Copy out all of the material exactly.

▶ **INFORMATION GIVEN**
━━━━━━
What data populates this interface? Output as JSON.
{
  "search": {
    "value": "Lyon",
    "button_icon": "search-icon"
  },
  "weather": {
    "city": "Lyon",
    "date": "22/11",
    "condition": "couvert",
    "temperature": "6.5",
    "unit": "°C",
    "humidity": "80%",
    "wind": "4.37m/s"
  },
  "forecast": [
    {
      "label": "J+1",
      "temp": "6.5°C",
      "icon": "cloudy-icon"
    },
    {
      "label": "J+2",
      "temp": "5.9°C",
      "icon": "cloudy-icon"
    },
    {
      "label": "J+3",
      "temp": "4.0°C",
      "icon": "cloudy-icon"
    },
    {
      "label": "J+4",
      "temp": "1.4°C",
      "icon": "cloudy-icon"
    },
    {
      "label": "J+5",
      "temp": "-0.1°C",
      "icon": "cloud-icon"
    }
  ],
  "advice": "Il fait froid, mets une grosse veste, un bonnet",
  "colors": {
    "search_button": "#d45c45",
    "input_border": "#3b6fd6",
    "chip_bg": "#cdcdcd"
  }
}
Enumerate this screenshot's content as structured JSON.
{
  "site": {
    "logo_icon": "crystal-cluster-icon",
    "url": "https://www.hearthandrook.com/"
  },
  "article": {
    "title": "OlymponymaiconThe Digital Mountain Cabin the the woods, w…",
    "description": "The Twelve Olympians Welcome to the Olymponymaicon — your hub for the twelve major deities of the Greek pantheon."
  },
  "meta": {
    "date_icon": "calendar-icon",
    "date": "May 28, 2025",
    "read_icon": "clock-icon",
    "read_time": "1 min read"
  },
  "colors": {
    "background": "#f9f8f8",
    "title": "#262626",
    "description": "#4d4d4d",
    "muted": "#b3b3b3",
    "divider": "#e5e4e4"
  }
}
━━━━━━
▶ **OUTPUT**
What data populates this interface? Output as JSON.
{
  "search": {
    "value": "Lyon",
    "button_icon": "search-icon"
  },
  "weather": {
    "city": "Lyon",
    "date": "22/11",
    "condition": "couvert",
    "temperature": "6.5",
    "unit": "°C",
    "humidity": "80%",
    "wind": "4.37m/s"
  },
  "forecast": [
    {
      "label": "J+1",
      "temp": "6.5°C",
      "icon": "cloudy-icon"
    },
    {
      "label": "J+2",
      "temp": "5.9°C",
      "icon": "cloudy-icon"
    },
    {
      "label": "J+3",
      "temp": "4.0°C",
      "icon": "cloudy-icon"
    },
    {
      "label": "J+4",
      "temp": "1.4°C",
      "icon": "cloudy-icon"
    },
    {
      "label": "J+5",
      "temp": "-0.1°C",
      "icon": "cloud-icon"
    }
  ],
  "advice": "Il fait froid, mets une grosse veste, un bonnet",
  "colors": {
    "search_button": "#d45c45",
    "input_border": "#3b6fd6",
    "chip_bg": "#cdcdcd"
  }
}
Enumerate this screenshot's content as structured JSON.
{
  "site": {
    "logo_icon": "crystal-cluster-icon",
    "url": "https://www.hearthandrook.com/"
  },
  "article": {
    "title": "OlymponymaiconThe Digital Mountain Cabin the the woods, w…",
    "description": "The Twelve Olympians Welcome to the Olymponymaicon — your hub for the twelve major deities of the Greek pantheon."
  },
  "meta": {
    "date_icon": "calendar-icon",
    "date": "May 28, 2025",
    "read_icon": "clock-icon",
    "read_time": "1 min read"
  },
  "colors": {
    "background": "#f9f8f8",
    "title": "#262626",
    "description": "#4d4d4d",
    "muted": "#b3b3b3",
    "divider": "#e5e4e4"
  }
}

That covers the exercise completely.